• **Task brief**
In the data below, find every line that has the string "with", and copy it.

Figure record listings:

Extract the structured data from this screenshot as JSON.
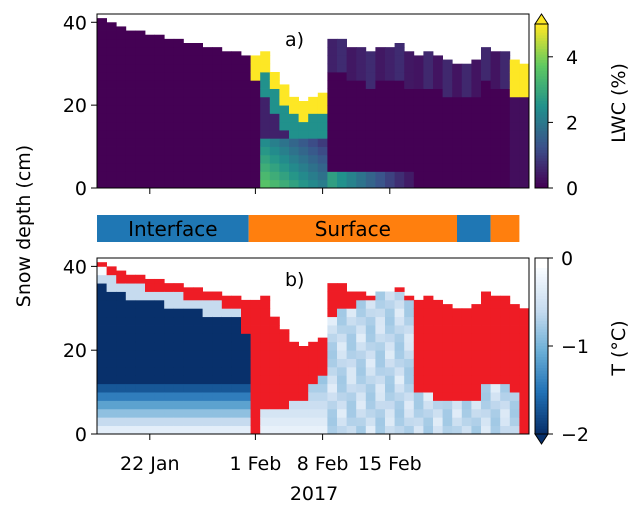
{
  "chart_data": [
    {
      "panel": "a)",
      "type": "heatmap",
      "ylabel": "Snow depth (cm)",
      "yticks": [
        0,
        20,
        40
      ],
      "ylim": [
        0,
        42
      ],
      "colorbar": {
        "label": "LWC (%)",
        "ticks": [
          "0",
          "2",
          "4"
        ],
        "range": [
          0,
          5
        ],
        "extend": "max",
        "colormap": "viridis"
      },
      "column_days": [
        1,
        2,
        3,
        4,
        5,
        6,
        7,
        8,
        9,
        10,
        11,
        12,
        13,
        14,
        15,
        16,
        17,
        18,
        19,
        20,
        21,
        22,
        23,
        24,
        25,
        26,
        27,
        28,
        29,
        30,
        31,
        32,
        33,
        34,
        35,
        36,
        37,
        38,
        39,
        40,
        41,
        42,
        43,
        44,
        45
      ],
      "snow_depth_cm": [
        41,
        40,
        39,
        38,
        38,
        37,
        37,
        36,
        36,
        35,
        35,
        34,
        34,
        33,
        33,
        32,
        32,
        33,
        28,
        25,
        22,
        21,
        22,
        23,
        36,
        36,
        34,
        34,
        33,
        34,
        34,
        35,
        33,
        32,
        33,
        32,
        31,
        30,
        30,
        31,
        34,
        33,
        33,
        31,
        30
      ],
      "lwc_description": "Dry snowpack (LWC ~0%) until 30 Jan; from 31 Jan to about 12 Feb wet layers with LWC up to 5% near the surface and base, decaying afterwards; surface wetting again around 19-20 Feb"
    },
    {
      "type": "bar",
      "categories": [
        "Interface",
        "Surface",
        "Interface",
        "Surface"
      ],
      "spans_days": [
        [
          1,
          16.8
        ],
        [
          16.8,
          38.5
        ],
        [
          38.5,
          42
        ],
        [
          42,
          45
        ]
      ],
      "colors": [
        "#1f77b4",
        "#ff7f0e",
        "#1f77b4",
        "#ff7f0e"
      ]
    },
    {
      "panel": "b)",
      "type": "heatmap",
      "ylabel": "Snow depth (cm)",
      "yticks": [
        0,
        20,
        40
      ],
      "ylim": [
        0,
        42
      ],
      "x": {
        "label": "2017",
        "ticks": [
          "22 Jan",
          "1 Feb",
          "8 Feb",
          "15 Feb"
        ],
        "tick_days": [
          6,
          17,
          24,
          31
        ]
      },
      "colorbar": {
        "label": "T (°C)",
        "ticks": [
          "0",
          "−1",
          "−2"
        ],
        "range": [
          -2,
          0
        ],
        "extend": "min",
        "colormap": "Blues",
        "isothermal_color": "#ee1c25"
      },
      "column_days": [
        1,
        2,
        3,
        4,
        5,
        6,
        7,
        8,
        9,
        10,
        11,
        12,
        13,
        14,
        15,
        16,
        17,
        18,
        19,
        20,
        21,
        22,
        23,
        24,
        25,
        26,
        27,
        28,
        29,
        30,
        31,
        32,
        33,
        34,
        35,
        36,
        37,
        38,
        39,
        40,
        41,
        42,
        43,
        44,
        45
      ],
      "snow_depth_cm": [
        41,
        40,
        39,
        38,
        38,
        37,
        37,
        36,
        36,
        35,
        35,
        34,
        34,
        33,
        33,
        32,
        32,
        33,
        28,
        25,
        22,
        21,
        22,
        23,
        36,
        36,
        34,
        34,
        33,
        34,
        34,
        35,
        33,
        32,
        33,
        32,
        31,
        30,
        30,
        31,
        34,
        33,
        33,
        31,
        30
      ],
      "isothermal_depth_cm": [
        2,
        3,
        4,
        3,
        3,
        3,
        4,
        3,
        3,
        3,
        3,
        3,
        3,
        3,
        4,
        8,
        33,
        28,
        23,
        19,
        15,
        13,
        11,
        9,
        8,
        6,
        4,
        3,
        2,
        1,
        1,
        1,
        1,
        23,
        24,
        24,
        23,
        22,
        22,
        23,
        22,
        22,
        22,
        21,
        30
      ],
      "temperature_description": "Cold snowpack (down to about −2 °C) in January with warmer snow near the ground; isothermal (0 °C) layers after 31 Jan expanding from the surface, with the deeper snowpack warming to near 0 °C in February"
    }
  ]
}
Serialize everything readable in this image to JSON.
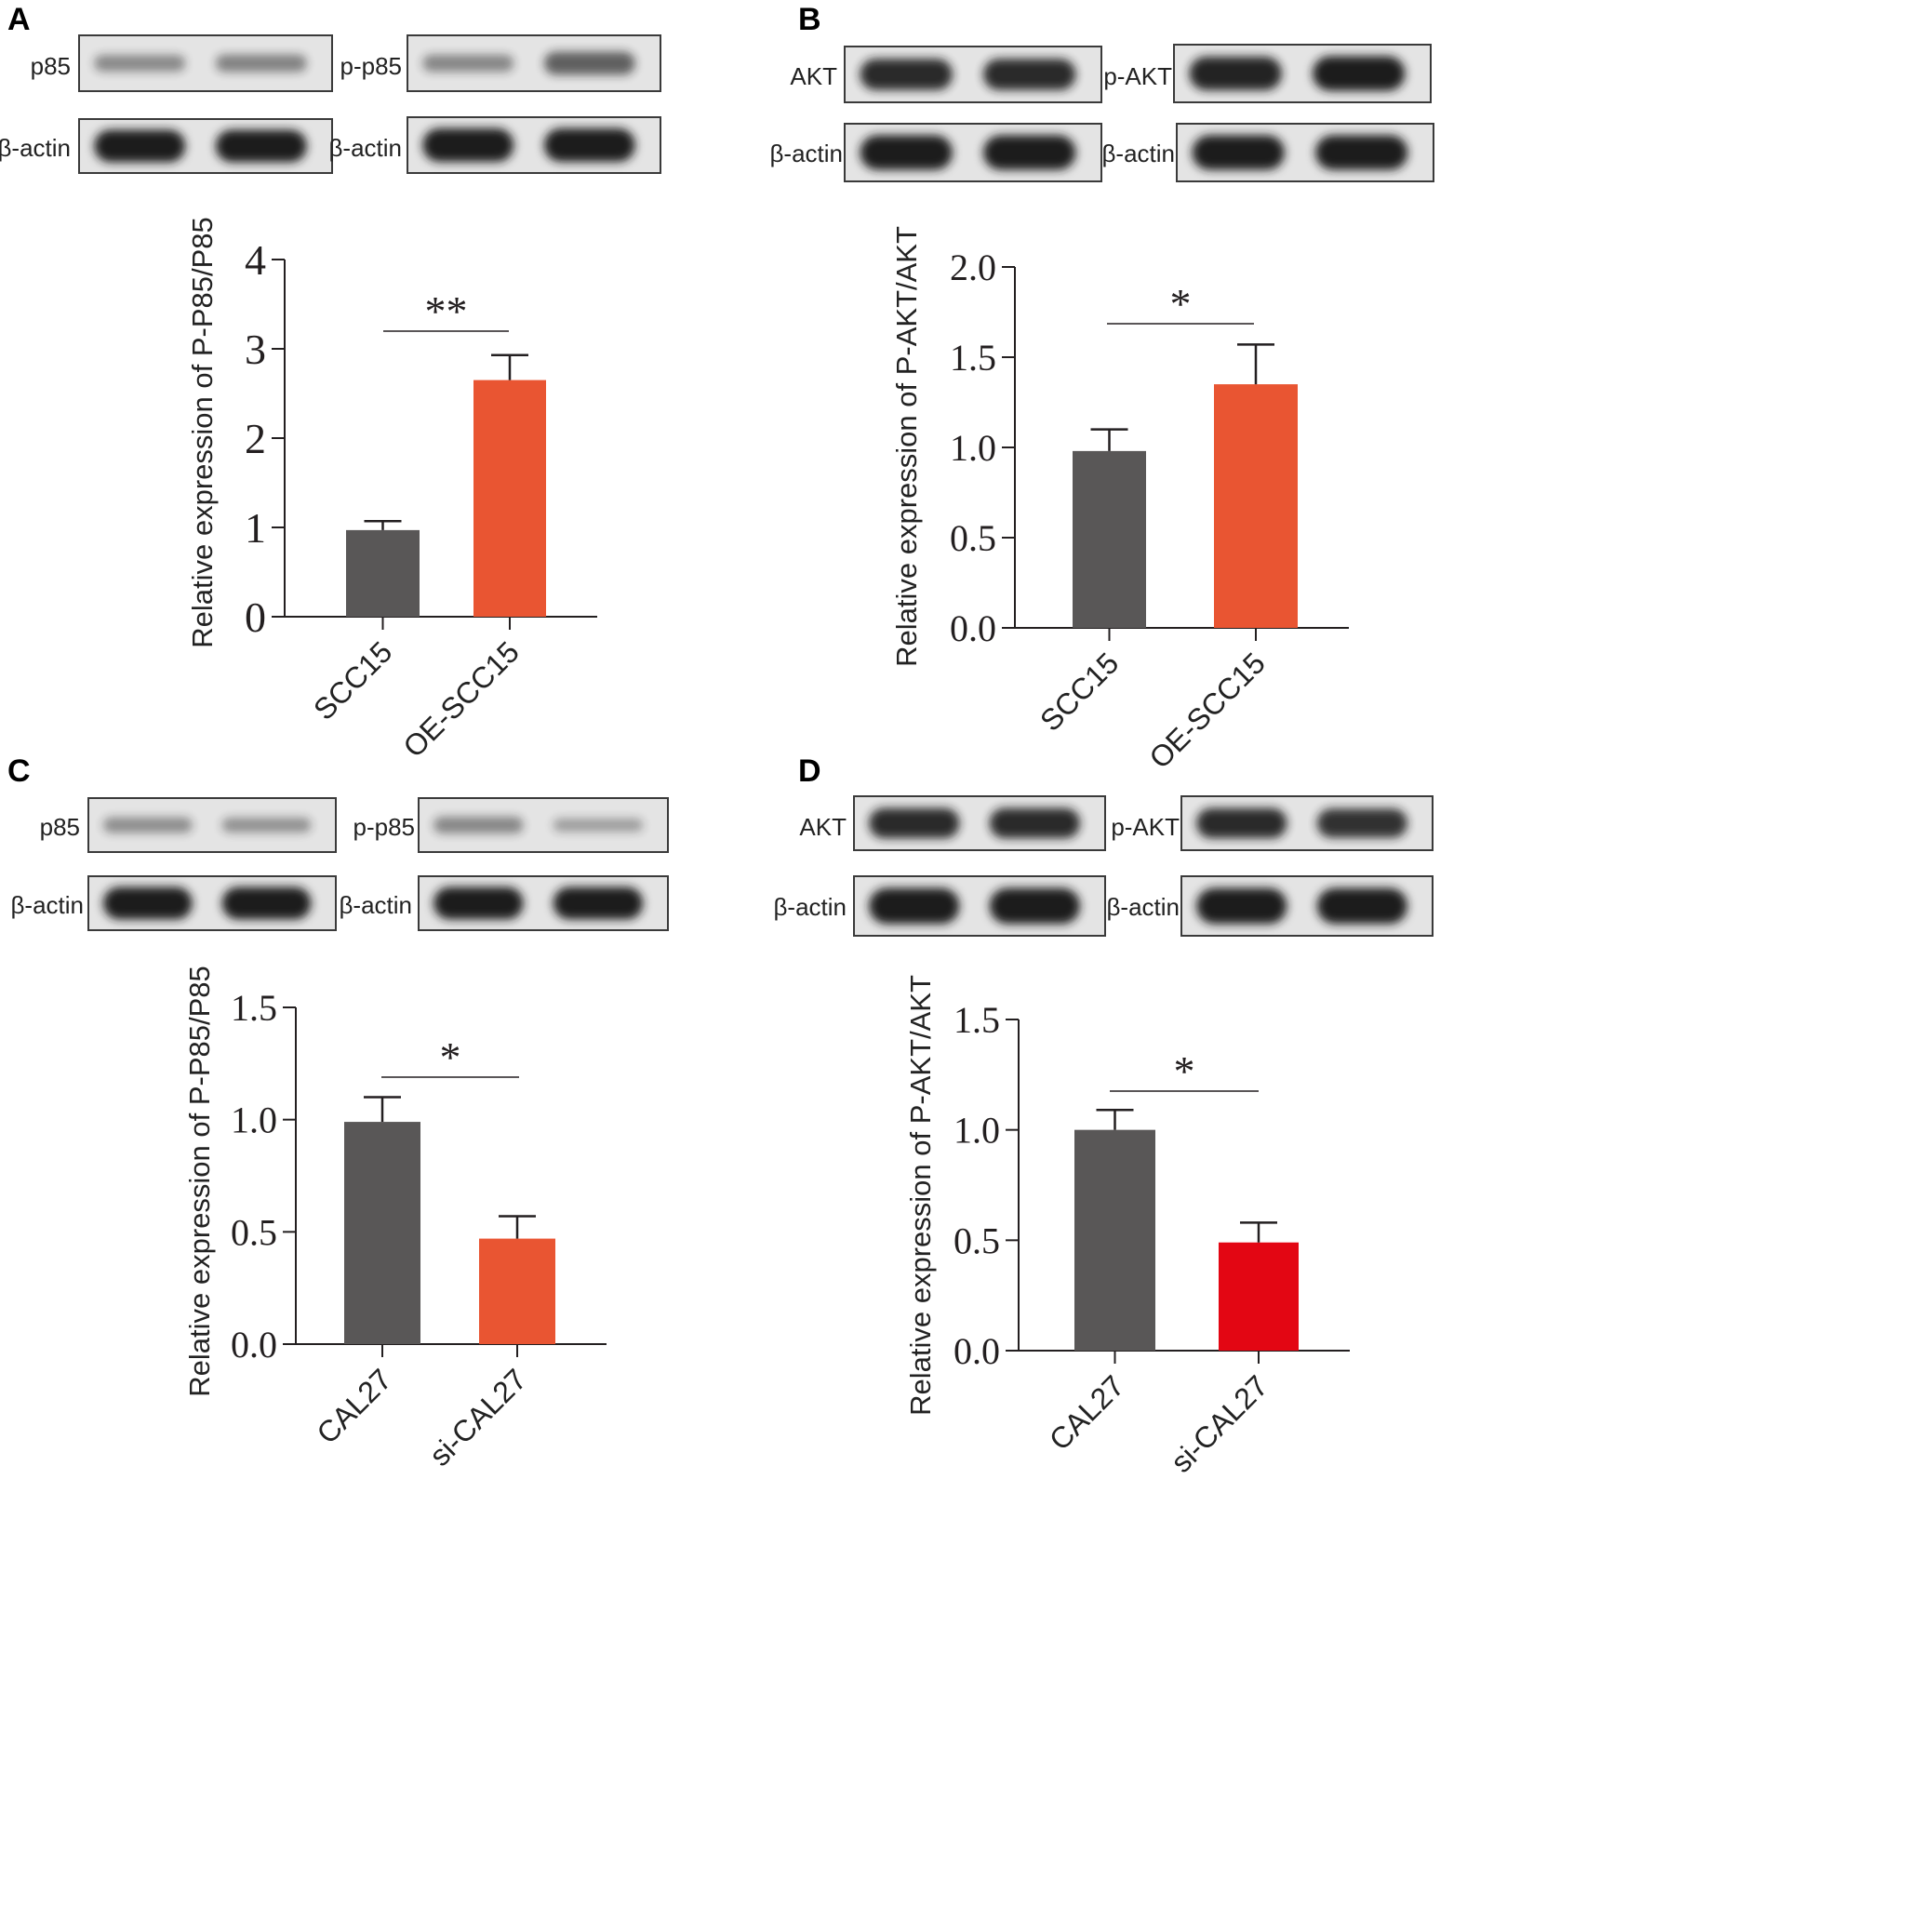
{
  "colors": {
    "control": "#595757",
    "treatment": "#E95532",
    "treatment_red": "#E30613",
    "axis": "#231F20",
    "blot_bg": "#E4E4E4",
    "band": "#1A1A1A"
  },
  "panels": [
    {
      "letter": "A",
      "blots": [
        {
          "label": "p85",
          "band_strength": [
            0.28,
            0.32
          ]
        },
        {
          "label": "p-p85",
          "band_strength": [
            0.3,
            0.55
          ]
        },
        {
          "label": "β-actin",
          "band_strength": [
            1.0,
            1.0
          ]
        },
        {
          "label": "β-actin",
          "band_strength": [
            1.0,
            1.0
          ]
        }
      ]
    },
    {
      "letter": "B",
      "blots": [
        {
          "label": "AKT",
          "band_strength": [
            0.9,
            0.9
          ]
        },
        {
          "label": "p-AKT",
          "band_strength": [
            0.95,
            1.0
          ]
        },
        {
          "label": "β-actin",
          "band_strength": [
            1.0,
            1.0
          ]
        },
        {
          "label": "β-actin",
          "band_strength": [
            1.0,
            1.0
          ]
        }
      ]
    },
    {
      "letter": "C",
      "blots": [
        {
          "label": "p85",
          "band_strength": [
            0.25,
            0.22
          ]
        },
        {
          "label": "p-p85",
          "band_strength": [
            0.3,
            0.15
          ]
        },
        {
          "label": "β-actin",
          "band_strength": [
            1.0,
            1.0
          ]
        },
        {
          "label": "β-actin",
          "band_strength": [
            1.0,
            1.0
          ]
        }
      ]
    },
    {
      "letter": "D",
      "blots": [
        {
          "label": "AKT",
          "band_strength": [
            0.9,
            0.9
          ]
        },
        {
          "label": "p-AKT",
          "band_strength": [
            0.9,
            0.85
          ]
        },
        {
          "label": "β-actin",
          "band_strength": [
            1.0,
            1.0
          ]
        },
        {
          "label": "β-actin",
          "band_strength": [
            1.0,
            1.0
          ]
        }
      ]
    }
  ],
  "chart_data": [
    {
      "panel": "A",
      "type": "bar",
      "categories": [
        "SCC15",
        "OE-SCC15"
      ],
      "values": [
        0.97,
        2.65
      ],
      "errors": [
        0.1,
        0.28
      ],
      "colors": [
        "#595757",
        "#E95532"
      ],
      "ylabel": "Relative expression of  P-P85/P85",
      "ylim": [
        0,
        4
      ],
      "yticks": [
        "0",
        "1",
        "2",
        "3",
        "4"
      ],
      "significance": "**",
      "grid": false
    },
    {
      "panel": "B",
      "type": "bar",
      "categories": [
        "SCC15",
        "OE-SCC15"
      ],
      "values": [
        0.98,
        1.35
      ],
      "errors": [
        0.12,
        0.22
      ],
      "colors": [
        "#595757",
        "#E95532"
      ],
      "ylabel": "Relative expression of  P-AKT/AKT",
      "ylim": [
        0,
        2
      ],
      "yticks": [
        "0.0",
        "0.5",
        "1.0",
        "1.5",
        "2.0"
      ],
      "significance": "*",
      "grid": false
    },
    {
      "panel": "C",
      "type": "bar",
      "categories": [
        "CAL27",
        "si-CAL27"
      ],
      "values": [
        0.99,
        0.47
      ],
      "errors": [
        0.11,
        0.1
      ],
      "colors": [
        "#595757",
        "#E95532"
      ],
      "ylabel": "Relative expression of  P-P85/P85",
      "ylim": [
        0,
        1.5
      ],
      "yticks": [
        "0.0",
        "0.5",
        "1.0",
        "1.5"
      ],
      "significance": "*",
      "grid": false
    },
    {
      "panel": "D",
      "type": "bar",
      "categories": [
        "CAL27",
        "si-CAL27"
      ],
      "values": [
        1.0,
        0.49
      ],
      "errors": [
        0.09,
        0.09
      ],
      "colors": [
        "#595757",
        "#E30613"
      ],
      "ylabel": "Relative expression of  P-AKT/AKT",
      "ylim": [
        0,
        1.5
      ],
      "yticks": [
        "0.0",
        "0.5",
        "1.0",
        "1.5"
      ],
      "significance": "*",
      "grid": false
    }
  ]
}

• **Exercise output**
      "lwc_description": "Dry snowpack (LWC ~0%) until 30 Jan; from 31 Jan to about 12 Feb wet layers with LWC up to 5% near the surface and base, decaying afterwards; surface wetting again around 19-20 Feb"
      "temperature_description": "Cold snowpack (down to about −2 °C) in January with warmer snow near the ground; isothermal (0 °C) layers after 31 Jan expanding from the surface, with the deeper snowpack warming to near 0 °C in February"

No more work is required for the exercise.